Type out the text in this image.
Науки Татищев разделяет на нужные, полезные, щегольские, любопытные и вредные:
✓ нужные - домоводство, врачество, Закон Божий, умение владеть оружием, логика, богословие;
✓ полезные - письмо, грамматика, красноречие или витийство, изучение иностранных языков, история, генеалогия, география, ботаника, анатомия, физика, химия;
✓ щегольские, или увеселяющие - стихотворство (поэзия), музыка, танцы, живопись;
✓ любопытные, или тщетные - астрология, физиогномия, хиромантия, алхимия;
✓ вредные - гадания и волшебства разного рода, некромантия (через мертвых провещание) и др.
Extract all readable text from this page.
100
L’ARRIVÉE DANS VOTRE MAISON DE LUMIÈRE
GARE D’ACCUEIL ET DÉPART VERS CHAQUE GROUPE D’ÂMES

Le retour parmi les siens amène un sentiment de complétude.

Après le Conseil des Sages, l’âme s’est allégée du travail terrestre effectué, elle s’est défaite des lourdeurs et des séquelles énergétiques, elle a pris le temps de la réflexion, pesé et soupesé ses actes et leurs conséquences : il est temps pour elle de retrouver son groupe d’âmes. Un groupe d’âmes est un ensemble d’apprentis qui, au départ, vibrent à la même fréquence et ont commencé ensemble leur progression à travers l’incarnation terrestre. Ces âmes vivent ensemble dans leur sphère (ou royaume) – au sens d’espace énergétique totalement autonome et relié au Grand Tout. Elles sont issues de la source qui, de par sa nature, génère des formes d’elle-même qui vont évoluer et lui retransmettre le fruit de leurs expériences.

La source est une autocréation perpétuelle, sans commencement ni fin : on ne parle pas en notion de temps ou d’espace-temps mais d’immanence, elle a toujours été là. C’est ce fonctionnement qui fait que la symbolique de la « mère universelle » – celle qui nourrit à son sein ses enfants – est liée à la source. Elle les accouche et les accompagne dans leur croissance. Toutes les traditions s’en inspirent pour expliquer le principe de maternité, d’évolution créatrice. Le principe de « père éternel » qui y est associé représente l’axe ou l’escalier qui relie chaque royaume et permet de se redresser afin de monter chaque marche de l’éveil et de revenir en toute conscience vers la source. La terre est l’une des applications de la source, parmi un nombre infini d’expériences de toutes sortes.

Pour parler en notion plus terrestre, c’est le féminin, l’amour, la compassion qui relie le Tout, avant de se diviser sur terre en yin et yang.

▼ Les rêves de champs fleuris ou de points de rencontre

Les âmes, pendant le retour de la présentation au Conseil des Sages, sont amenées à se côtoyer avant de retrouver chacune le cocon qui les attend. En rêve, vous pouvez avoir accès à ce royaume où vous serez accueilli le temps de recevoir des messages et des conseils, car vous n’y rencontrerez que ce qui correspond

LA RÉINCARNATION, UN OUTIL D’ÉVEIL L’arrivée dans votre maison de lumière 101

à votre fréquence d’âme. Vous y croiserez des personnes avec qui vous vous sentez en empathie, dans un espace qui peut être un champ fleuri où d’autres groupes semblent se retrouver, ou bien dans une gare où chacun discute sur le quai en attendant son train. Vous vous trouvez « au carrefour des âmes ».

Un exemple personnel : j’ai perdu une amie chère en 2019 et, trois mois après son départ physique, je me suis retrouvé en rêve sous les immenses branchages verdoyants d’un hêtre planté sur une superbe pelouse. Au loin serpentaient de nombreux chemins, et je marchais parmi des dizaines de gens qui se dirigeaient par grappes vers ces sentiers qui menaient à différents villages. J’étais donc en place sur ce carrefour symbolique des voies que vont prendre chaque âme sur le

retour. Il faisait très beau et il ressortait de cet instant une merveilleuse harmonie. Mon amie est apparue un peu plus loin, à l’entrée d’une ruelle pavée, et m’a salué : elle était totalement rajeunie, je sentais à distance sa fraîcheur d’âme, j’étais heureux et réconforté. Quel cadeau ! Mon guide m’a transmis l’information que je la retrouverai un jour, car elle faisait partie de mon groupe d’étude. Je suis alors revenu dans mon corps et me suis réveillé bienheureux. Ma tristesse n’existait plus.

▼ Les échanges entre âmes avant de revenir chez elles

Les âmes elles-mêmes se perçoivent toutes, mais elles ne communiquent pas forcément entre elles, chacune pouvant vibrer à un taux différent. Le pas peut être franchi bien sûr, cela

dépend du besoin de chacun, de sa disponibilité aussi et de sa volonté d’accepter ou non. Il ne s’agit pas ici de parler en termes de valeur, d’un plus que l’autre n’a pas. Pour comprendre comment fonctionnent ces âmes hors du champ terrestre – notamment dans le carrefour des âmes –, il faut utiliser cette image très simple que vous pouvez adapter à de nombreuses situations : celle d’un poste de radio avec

#####

** Task brief **
In how many lines of the data does the string "image" appear? Give only the number.

** Correct response **
2